(Extracted data entries)

══════════

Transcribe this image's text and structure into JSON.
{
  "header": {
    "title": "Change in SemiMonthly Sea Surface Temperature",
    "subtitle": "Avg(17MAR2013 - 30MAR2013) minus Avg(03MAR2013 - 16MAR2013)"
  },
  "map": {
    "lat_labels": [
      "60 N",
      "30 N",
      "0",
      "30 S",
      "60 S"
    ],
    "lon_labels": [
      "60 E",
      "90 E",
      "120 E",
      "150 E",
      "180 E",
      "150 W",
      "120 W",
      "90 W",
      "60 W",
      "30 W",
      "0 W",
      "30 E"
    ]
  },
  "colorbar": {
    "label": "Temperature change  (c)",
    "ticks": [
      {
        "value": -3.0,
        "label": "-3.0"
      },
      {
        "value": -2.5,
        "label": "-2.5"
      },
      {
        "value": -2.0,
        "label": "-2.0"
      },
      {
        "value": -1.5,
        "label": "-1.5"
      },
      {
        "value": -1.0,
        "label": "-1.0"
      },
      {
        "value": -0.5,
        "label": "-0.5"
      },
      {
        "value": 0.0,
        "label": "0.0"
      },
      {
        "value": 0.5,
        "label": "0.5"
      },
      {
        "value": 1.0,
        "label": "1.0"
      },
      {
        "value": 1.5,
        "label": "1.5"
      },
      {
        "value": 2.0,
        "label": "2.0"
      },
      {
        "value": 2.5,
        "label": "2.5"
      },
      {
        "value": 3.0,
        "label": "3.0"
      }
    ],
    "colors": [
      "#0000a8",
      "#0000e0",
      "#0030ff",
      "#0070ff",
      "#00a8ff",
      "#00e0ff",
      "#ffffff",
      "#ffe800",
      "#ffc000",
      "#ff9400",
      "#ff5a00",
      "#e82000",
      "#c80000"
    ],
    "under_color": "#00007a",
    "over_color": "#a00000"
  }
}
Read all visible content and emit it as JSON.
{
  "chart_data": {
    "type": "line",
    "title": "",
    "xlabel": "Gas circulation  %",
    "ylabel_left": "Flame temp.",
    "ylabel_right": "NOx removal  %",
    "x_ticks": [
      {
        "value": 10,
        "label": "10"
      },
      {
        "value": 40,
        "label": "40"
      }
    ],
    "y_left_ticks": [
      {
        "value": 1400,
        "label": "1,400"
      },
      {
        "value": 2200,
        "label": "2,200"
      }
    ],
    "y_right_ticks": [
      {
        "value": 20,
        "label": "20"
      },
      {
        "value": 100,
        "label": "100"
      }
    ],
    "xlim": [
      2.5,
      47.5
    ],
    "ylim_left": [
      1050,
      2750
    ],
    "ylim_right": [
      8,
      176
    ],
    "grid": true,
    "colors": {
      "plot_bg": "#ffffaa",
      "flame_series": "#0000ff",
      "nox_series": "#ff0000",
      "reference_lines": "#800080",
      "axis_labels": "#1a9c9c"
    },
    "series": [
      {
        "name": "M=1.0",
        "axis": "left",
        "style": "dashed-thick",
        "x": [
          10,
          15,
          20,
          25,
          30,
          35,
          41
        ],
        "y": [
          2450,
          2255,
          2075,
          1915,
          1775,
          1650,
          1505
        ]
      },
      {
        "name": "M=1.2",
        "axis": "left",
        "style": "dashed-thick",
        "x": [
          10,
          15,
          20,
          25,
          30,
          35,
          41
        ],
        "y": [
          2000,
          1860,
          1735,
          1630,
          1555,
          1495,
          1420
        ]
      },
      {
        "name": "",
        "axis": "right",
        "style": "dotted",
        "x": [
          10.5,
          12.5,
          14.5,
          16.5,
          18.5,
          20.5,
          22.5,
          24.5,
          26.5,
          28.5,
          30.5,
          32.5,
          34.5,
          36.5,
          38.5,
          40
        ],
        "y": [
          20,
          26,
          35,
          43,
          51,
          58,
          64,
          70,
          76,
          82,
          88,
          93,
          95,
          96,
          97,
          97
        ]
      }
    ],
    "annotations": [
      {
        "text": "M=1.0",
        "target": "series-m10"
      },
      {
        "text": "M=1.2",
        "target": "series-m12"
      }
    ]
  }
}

══════════

### Goal of the exercise
Copy all of the data. Keep every word exactly as it is.

### Right answer
Transcribe this image's text and structure into JSON.
{
  "header": {
    "title": "Change in SemiMonthly Sea Surface Temperature",
    "subtitle": "Avg(17MAR2013 - 30MAR2013) minus Avg(03MAR2013 - 16MAR2013)"
  },
  "map": {
    "lat_labels": [
      "60 N",
      "30 N",
      "0",
      "30 S",
      "60 S"
    ],
    "lon_labels": [
      "60 E",
      "90 E",
      "120 E",
      "150 E",
      "180 E",
      "150 W",
      "120 W",
      "90 W",
      "60 W",
      "30 W",
      "0 W",
      "30 E"
    ]
  },
  "colorbar": {
    "label": "Temperature change  (c)",
    "ticks": [
      {
        "value": -3.0,
        "label": "-3.0"
      },
      {
        "value": -2.5,
        "label": "-2.5"
      },
      {
        "value": -2.0,
        "label": "-2.0"
      },
      {
        "value": -1.5,
        "label": "-1.5"
      },
      {
        "value": -1.0,
        "label": "-1.0"
      },
      {
        "value": -0.5,
        "label": "-0.5"
      },
      {
        "value": 0.0,
        "label": "0.0"
      },
      {
        "value": 0.5,
        "label": "0.5"
      },
      {
        "value": 1.0,
        "label": "1.0"
      },
      {
        "value": 1.5,
        "label": "1.5"
      },
      {
        "value": 2.0,
        "label": "2.0"
      },
      {
        "value": 2.5,
        "label": "2.5"
      },
      {
        "value": 3.0,
        "label": "3.0"
      }
    ],
    "colors": [
      "#0000a8",
      "#0000e0",
      "#0030ff",
      "#0070ff",
      "#00a8ff",
      "#00e0ff",
      "#ffffff",
      "#ffe800",
      "#ffc000",
      "#ff9400",
      "#ff5a00",
      "#e82000",
      "#c80000"
    ],
    "under_color": "#00007a",
    "over_color": "#a00000"
  }
}
Read all visible content and emit it as JSON.
{
  "chart_data": {
    "type": "line",
    "title": "",
    "xlabel": "Gas circulation  %",
    "ylabel_left": "Flame temp.",
    "ylabel_right": "NOx removal  %",
    "x_ticks": [
      {
        "value": 10,
        "label": "10"
      },
      {
        "value": 40,
        "label": "40"
      }
    ],
    "y_left_ticks": [
      {
        "value": 1400,
        "label": "1,400"
      },
      {
        "value": 2200,
        "label": "2,200"
      }
    ],
    "y_right_ticks": [
      {
        "value": 20,
        "label": "20"
      },
      {
        "value": 100,
        "label": "100"
      }
    ],
    "xlim": [
      2.5,
      47.5
    ],
    "ylim_left": [
      1050,
      2750
    ],
    "ylim_right": [
      8,
      176
    ],
    "grid": true,
    "colors": {
      "plot_bg": "#ffffaa",
      "flame_series": "#0000ff",
      "nox_series": "#ff0000",
      "reference_lines": "#800080",
      "axis_labels": "#1a9c9c"
    },
    "series": [
      {
        "name": "M=1.0",
        "axis": "left",
        "style": "dashed-thick",
        "x": [
          10,
          15,
          20,
          25,
          30,
          35,
          41
        ],
        "y": [
          2450,
          2255,
          2075,
          1915,
          1775,
          1650,
          1505
        ]
      },
      {
        "name": "M=1.2",
        "axis": "left",
        "style": "dashed-thick",
        "x": [
          10,
          15,
          20,
          25,
          30,
          35,
          41
        ],
        "y": [
          2000,
          1860,
          1735,
          1630,
          1555,
          1495,
          1420
        ]
      },
      {
        "name": "",
        "axis": "right",
        "style": "dotted",
        "x": [
          10.5,
          12.5,
          14.5,
          16.5,
          18.5,
          20.5,
          22.5,
          24.5,
          26.5,
          28.5,
          30.5,
          32.5,
          34.5,
          36.5,
          38.5,
          40
        ],
        "y": [
          20,
          26,
          35,
          43,
          51,
          58,
          64,
          70,
          76,
          82,
          88,
          93,
          95,
          96,
          97,
          97
        ]
      }
    ],
    "annotations": [
      {
        "text": "M=1.0",
        "target": "series-m10"
      },
      {
        "text": "M=1.2",
        "target": "series-m12"
      }
    ]
  }
}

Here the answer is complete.